WRITTEN INSTRUCTION
Reproduce all of the data word for word.

───── STORED DATA

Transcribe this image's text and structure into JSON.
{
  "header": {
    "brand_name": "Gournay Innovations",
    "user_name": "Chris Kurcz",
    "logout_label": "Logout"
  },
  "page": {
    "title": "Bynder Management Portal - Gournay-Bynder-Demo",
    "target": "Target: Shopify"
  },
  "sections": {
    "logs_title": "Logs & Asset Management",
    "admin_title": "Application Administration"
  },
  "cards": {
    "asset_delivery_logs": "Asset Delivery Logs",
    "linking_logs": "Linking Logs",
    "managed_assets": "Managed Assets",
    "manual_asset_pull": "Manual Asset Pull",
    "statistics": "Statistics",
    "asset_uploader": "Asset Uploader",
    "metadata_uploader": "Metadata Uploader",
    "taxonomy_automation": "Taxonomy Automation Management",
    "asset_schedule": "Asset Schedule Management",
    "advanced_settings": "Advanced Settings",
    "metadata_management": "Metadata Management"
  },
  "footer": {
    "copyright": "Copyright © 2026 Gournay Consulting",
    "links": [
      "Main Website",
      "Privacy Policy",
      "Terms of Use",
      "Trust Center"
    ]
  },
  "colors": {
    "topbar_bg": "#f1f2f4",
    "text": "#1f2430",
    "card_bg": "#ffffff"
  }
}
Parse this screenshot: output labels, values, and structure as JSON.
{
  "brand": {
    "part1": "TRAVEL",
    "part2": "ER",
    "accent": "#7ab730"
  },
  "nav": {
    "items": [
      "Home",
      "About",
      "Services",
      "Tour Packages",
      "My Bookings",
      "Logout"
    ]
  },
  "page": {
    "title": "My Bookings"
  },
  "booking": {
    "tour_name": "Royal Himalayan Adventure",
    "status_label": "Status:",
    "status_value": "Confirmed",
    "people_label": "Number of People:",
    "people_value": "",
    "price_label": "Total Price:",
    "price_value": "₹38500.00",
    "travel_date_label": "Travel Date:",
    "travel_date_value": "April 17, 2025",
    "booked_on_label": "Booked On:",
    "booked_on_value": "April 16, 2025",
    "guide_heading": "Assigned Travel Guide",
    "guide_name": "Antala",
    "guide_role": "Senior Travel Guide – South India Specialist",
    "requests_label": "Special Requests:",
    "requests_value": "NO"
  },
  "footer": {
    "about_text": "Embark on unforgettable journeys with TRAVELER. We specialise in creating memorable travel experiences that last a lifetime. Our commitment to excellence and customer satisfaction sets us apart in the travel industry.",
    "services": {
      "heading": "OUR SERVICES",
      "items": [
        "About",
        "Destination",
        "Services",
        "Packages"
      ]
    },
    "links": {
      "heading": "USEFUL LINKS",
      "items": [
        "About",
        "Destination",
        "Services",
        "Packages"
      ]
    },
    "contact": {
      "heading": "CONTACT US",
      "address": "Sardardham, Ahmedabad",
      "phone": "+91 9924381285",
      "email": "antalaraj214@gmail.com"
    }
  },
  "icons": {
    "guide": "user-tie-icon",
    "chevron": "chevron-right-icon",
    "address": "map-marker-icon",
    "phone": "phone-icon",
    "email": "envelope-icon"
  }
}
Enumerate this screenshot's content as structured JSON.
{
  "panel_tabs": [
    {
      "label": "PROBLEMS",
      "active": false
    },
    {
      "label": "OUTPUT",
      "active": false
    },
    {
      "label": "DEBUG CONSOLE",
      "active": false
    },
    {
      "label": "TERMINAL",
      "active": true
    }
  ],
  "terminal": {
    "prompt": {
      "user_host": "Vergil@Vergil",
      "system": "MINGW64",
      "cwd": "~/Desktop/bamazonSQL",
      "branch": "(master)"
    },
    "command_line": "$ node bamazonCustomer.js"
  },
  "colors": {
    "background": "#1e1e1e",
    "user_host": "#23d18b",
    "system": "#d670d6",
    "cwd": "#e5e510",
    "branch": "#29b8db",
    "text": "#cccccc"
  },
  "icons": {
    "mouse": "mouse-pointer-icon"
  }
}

──────────

PROBLEM SOLUTION
Transcribe this image's text and structure into JSON.
{
  "header": {
    "brand_name": "Gournay Innovations",
    "user_name": "Chris Kurcz",
    "logout_label": "Logout"
  },
  "page": {
    "title": "Bynder Management Portal - Gournay-Bynder-Demo",
    "target": "Target: Shopify"
  },
  "sections": {
    "logs_title": "Logs & Asset Management",
    "admin_title": "Application Administration"
  },
  "cards": {
    "asset_delivery_logs": "Asset Delivery Logs",
    "linking_logs": "Linking Logs",
    "managed_assets": "Managed Assets",
    "manual_asset_pull": "Manual Asset Pull",
    "statistics": "Statistics",
    "asset_uploader": "Asset Uploader",
    "metadata_uploader": "Metadata Uploader",
    "taxonomy_automation": "Taxonomy Automation Management",
    "asset_schedule": "Asset Schedule Management",
    "advanced_settings": "Advanced Settings",
    "metadata_management": "Metadata Management"
  },
  "footer": {
    "copyright": "Copyright © 2026 Gournay Consulting",
    "links": [
      "Main Website",
      "Privacy Policy",
      "Terms of Use",
      "Trust Center"
    ]
  },
  "colors": {
    "topbar_bg": "#f1f2f4",
    "text": "#1f2430",
    "card_bg": "#ffffff"
  }
}
Parse this screenshot: output labels, values, and structure as JSON.
{
  "brand": {
    "part1": "TRAVEL",
    "part2": "ER",
    "accent": "#7ab730"
  },
  "nav": {
    "items": [
      "Home",
      "About",
      "Services",
      "Tour Packages",
      "My Bookings",
      "Logout"
    ]
  },
  "page": {
    "title": "My Bookings"
  },
  "booking": {
    "tour_name": "Royal Himalayan Adventure",
    "status_label": "Status:",
    "status_value": "Confirmed",
    "people_label": "Number of People:",
    "people_value": "",
    "price_label": "Total Price:",
    "price_value": "₹38500.00",
    "travel_date_label": "Travel Date:",
    "travel_date_value": "April 17, 2025",
    "booked_on_label": "Booked On:",
    "booked_on_value": "April 16, 2025",
    "guide_heading": "Assigned Travel Guide",
    "guide_name": "Antala",
    "guide_role": "Senior Travel Guide – South India Specialist",
    "requests_label": "Special Requests:",
    "requests_value": "NO"
  },
  "footer": {
    "about_text": "Embark on unforgettable journeys with TRAVELER. We specialise in creating memorable travel experiences that last a lifetime. Our commitment to excellence and customer satisfaction sets us apart in the travel industry.",
    "services": {
      "heading": "OUR SERVICES",
      "items": [
        "About",
        "Destination",
        "Services",
        "Packages"
      ]
    },
    "links": {
      "heading": "USEFUL LINKS",
      "items": [
        "About",
        "Destination",
        "Services",
        "Packages"
      ]
    },
    "contact": {
      "heading": "CONTACT US",
      "address": "Sardardham, Ahmedabad",
      "phone": "+91 9924381285",
      "email": "antalaraj214@gmail.com"
    }
  },
  "icons": {
    "guide": "user-tie-icon",
    "chevron": "chevron-right-icon",
    "address": "map-marker-icon",
    "phone": "phone-icon",
    "email": "envelope-icon"
  }
}
Enumerate this screenshot's content as structured JSON.
{
  "panel_tabs": [
    {
      "label": "PROBLEMS",
      "active": false
    },
    {
      "label": "OUTPUT",
      "active": false
    },
    {
      "label": "DEBUG CONSOLE",
      "active": false
    },
    {
      "label": "TERMINAL",
      "active": true
    }
  ],
  "terminal": {
    "prompt": {
      "user_host": "Vergil@Vergil",
      "system": "MINGW64",
      "cwd": "~/Desktop/bamazonSQL",
      "branch": "(master)"
    },
    "command_line": "$ node bamazonCustomer.js"
  },
  "colors": {
    "background": "#1e1e1e",
    "user_host": "#23d18b",
    "system": "#d670d6",
    "cwd": "#e5e510",
    "branch": "#29b8db",
    "text": "#cccccc"
  },
  "icons": {
    "mouse": "mouse-pointer-icon"
  }
}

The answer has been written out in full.